§ Task goal
Only the number is wanted: how many lines hold the word "JSON"?

§ Data for processing
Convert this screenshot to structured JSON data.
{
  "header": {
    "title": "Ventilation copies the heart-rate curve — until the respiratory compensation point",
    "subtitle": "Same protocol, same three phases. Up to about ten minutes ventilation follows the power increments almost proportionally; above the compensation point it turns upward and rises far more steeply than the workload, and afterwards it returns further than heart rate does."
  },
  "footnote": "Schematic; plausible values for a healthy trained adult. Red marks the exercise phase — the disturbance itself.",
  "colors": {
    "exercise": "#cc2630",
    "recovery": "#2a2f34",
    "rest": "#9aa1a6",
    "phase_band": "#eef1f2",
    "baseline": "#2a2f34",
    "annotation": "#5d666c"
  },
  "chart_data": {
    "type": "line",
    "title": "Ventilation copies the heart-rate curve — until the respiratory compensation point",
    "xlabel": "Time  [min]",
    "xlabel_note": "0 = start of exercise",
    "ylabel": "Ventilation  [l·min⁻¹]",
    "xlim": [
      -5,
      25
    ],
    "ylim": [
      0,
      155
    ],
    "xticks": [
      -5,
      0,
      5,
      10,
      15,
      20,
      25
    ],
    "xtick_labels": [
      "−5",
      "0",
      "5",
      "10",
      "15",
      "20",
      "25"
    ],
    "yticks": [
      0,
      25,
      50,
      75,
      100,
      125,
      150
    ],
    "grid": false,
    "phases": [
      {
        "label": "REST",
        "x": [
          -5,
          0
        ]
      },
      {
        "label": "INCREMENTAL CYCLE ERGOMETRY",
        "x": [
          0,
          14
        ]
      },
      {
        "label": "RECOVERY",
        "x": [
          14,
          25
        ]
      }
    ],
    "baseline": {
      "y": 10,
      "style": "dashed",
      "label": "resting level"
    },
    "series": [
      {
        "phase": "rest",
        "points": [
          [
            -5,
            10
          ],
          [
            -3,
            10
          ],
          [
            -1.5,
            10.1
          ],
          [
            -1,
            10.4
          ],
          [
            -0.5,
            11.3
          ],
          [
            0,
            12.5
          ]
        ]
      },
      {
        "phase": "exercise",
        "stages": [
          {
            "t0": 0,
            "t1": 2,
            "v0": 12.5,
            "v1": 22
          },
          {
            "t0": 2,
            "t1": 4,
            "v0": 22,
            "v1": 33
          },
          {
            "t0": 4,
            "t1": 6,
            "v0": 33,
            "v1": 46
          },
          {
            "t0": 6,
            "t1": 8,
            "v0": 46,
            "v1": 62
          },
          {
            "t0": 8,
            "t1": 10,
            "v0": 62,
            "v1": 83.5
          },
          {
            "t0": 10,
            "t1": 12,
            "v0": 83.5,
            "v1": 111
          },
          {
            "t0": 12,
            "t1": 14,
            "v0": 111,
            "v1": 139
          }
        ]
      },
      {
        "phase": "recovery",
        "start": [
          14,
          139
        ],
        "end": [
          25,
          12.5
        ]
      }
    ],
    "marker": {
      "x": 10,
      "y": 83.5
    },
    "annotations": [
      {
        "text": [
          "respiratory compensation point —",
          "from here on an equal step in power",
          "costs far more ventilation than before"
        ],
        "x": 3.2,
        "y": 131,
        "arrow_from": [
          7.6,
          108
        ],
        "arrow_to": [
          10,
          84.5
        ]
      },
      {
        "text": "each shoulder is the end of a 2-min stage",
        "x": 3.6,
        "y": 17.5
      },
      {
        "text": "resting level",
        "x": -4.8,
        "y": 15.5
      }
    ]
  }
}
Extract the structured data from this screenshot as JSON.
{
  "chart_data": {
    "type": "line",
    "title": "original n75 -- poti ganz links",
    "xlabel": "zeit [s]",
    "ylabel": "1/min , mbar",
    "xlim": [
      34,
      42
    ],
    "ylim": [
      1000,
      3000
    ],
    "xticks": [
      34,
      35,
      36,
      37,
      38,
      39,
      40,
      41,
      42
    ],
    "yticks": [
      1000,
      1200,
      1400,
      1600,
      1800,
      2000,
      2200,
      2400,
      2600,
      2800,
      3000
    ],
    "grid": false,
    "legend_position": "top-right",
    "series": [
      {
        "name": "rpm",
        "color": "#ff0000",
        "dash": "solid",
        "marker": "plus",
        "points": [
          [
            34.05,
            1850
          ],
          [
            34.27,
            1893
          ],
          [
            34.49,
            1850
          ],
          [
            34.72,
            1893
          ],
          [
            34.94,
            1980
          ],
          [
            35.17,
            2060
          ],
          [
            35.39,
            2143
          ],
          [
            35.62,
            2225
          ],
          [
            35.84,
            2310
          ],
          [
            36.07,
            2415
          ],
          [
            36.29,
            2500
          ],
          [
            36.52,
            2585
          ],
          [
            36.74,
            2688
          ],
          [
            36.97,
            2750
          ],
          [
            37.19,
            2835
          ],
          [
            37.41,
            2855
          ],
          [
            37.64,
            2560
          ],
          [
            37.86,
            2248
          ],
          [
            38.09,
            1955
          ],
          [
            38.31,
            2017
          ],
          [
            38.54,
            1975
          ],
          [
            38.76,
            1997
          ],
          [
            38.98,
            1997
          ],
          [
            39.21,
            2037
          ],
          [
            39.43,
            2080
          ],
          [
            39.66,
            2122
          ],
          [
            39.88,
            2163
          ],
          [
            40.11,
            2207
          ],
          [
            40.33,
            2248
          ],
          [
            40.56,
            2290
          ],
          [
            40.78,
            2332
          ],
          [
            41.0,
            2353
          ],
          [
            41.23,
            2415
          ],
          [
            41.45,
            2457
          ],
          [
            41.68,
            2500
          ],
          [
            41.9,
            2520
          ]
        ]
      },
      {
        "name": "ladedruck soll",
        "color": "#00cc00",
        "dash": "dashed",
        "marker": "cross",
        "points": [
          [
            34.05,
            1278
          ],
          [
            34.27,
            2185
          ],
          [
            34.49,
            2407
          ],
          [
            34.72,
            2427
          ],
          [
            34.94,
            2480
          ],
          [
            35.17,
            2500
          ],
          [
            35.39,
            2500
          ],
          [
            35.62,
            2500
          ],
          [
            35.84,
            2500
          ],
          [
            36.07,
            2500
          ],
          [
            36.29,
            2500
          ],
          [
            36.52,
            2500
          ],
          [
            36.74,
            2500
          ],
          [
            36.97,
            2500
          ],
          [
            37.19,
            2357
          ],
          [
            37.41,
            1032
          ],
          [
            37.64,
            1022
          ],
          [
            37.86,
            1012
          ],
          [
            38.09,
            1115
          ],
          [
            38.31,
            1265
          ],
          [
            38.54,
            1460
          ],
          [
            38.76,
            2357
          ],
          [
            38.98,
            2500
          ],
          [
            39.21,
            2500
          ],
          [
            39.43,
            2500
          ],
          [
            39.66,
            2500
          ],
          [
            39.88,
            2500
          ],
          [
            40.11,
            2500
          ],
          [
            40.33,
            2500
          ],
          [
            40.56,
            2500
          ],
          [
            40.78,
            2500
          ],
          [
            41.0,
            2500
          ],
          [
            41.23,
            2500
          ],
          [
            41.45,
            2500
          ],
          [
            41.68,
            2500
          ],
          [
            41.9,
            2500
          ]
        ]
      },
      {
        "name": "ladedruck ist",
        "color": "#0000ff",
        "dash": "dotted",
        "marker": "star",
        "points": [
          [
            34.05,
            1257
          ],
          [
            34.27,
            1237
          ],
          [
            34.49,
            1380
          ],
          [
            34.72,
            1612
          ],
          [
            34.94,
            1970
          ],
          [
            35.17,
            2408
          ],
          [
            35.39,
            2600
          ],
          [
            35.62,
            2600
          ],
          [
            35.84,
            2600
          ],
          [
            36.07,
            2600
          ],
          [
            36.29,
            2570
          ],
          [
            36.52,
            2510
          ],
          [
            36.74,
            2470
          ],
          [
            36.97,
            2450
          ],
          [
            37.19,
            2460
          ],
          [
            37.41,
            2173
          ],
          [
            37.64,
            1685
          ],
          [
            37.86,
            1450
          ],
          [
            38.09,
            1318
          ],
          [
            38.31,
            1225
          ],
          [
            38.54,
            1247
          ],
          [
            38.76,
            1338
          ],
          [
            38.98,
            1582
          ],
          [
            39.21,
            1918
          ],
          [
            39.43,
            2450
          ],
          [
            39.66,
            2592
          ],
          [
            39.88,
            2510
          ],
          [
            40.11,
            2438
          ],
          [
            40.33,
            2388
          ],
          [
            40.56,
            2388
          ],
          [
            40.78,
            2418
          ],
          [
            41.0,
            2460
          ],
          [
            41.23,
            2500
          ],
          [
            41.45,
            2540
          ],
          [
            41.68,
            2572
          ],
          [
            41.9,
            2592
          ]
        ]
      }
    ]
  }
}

§ Answer
2